→ EXERCISE DIRECTIONS:
Consider the data that follows and state how many lines contain the string "color", using the number alone.

→ ENTRIES SHOWN:
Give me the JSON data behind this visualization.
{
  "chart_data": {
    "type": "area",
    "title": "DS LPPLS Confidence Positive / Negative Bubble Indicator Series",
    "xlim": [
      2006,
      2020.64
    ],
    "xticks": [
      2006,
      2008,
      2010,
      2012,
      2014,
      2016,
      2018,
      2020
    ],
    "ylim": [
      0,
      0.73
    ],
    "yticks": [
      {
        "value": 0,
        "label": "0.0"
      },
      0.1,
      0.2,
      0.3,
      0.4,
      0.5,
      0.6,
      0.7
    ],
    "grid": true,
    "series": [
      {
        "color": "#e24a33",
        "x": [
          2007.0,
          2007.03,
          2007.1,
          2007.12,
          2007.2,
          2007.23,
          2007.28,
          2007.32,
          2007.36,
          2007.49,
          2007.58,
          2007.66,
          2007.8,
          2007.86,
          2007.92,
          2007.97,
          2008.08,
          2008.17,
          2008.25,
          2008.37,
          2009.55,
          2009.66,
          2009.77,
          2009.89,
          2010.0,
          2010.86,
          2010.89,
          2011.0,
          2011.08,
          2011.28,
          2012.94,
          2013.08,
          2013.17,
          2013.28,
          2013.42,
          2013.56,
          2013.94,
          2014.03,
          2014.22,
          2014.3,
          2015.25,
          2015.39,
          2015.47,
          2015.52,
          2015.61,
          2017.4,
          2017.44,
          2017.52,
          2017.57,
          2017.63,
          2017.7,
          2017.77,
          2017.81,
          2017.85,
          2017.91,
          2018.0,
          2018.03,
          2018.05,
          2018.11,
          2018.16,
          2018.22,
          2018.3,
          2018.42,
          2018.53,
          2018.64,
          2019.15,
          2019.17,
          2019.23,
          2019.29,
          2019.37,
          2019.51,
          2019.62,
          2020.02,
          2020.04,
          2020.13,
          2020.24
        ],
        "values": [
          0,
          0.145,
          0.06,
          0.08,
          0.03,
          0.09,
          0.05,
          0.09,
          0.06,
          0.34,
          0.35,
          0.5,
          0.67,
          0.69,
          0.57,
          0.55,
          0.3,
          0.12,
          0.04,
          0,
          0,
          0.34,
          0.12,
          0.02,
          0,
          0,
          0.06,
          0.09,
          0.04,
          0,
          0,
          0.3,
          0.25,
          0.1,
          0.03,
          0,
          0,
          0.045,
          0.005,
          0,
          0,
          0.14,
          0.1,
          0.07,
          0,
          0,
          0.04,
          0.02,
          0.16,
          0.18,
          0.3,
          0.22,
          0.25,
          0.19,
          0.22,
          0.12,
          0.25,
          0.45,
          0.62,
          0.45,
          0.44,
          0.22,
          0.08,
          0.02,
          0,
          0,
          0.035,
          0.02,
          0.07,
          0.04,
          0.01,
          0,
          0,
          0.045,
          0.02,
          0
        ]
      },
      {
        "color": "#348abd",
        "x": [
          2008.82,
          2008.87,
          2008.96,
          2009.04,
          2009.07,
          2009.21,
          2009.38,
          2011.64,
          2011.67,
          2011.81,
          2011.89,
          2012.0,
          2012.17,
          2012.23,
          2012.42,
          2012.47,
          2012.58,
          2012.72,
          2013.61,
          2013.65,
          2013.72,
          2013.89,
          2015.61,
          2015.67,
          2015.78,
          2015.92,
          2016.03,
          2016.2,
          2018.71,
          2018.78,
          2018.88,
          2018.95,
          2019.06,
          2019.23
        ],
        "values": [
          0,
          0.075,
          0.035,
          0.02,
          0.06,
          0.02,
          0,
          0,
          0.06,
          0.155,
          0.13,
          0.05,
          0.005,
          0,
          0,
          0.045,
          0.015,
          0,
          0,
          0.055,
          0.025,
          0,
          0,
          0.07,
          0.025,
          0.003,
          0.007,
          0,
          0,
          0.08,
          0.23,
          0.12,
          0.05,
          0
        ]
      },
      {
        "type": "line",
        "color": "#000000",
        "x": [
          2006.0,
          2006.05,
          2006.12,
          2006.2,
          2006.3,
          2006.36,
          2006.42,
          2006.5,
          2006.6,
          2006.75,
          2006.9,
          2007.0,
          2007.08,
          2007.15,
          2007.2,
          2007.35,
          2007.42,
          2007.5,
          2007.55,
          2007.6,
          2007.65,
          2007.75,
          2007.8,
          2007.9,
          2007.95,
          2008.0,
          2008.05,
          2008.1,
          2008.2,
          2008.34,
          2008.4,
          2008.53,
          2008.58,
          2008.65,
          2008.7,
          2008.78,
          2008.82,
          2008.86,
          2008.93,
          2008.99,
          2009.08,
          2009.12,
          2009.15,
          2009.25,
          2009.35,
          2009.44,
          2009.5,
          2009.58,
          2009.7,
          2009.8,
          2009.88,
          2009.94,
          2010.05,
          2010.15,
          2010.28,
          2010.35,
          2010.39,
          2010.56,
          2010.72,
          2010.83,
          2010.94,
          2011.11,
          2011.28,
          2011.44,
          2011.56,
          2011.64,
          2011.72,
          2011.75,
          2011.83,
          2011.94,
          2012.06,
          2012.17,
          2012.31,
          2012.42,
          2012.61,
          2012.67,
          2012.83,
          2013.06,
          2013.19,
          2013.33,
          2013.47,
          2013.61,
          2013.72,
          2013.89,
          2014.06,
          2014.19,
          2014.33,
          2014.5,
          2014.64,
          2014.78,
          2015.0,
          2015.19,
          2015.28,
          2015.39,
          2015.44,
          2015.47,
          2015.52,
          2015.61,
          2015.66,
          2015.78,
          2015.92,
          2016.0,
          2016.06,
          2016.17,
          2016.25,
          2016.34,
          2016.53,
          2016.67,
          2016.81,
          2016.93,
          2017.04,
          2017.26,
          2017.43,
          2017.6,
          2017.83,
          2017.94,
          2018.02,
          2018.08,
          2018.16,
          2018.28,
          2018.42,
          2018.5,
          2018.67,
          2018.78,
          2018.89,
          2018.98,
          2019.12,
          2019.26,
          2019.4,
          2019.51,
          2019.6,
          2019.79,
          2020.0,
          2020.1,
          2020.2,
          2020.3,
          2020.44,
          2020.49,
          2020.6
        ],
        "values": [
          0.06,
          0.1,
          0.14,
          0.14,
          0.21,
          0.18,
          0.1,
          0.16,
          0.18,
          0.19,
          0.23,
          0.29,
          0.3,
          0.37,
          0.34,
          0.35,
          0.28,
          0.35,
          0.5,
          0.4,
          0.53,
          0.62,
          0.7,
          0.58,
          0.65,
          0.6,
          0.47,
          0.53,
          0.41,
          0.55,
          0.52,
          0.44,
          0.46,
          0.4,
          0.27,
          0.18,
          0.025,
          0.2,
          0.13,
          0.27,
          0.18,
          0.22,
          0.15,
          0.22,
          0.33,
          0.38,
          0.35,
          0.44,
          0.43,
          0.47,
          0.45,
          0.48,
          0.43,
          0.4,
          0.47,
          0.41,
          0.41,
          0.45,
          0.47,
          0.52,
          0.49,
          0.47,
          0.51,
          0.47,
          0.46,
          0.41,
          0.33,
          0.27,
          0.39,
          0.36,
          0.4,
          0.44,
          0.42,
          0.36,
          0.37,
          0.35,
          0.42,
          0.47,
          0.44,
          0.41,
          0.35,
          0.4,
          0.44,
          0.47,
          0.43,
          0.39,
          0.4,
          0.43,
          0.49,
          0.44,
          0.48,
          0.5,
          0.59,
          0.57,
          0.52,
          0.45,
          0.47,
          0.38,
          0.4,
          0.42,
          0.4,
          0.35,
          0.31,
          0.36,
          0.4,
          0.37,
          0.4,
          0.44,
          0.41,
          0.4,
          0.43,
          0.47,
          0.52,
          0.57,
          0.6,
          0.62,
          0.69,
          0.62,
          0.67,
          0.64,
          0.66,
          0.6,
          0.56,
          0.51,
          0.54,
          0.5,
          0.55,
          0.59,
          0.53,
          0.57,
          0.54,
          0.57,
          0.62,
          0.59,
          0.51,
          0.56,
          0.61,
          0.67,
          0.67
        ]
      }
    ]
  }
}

→ EXPECTED ANSWER:
3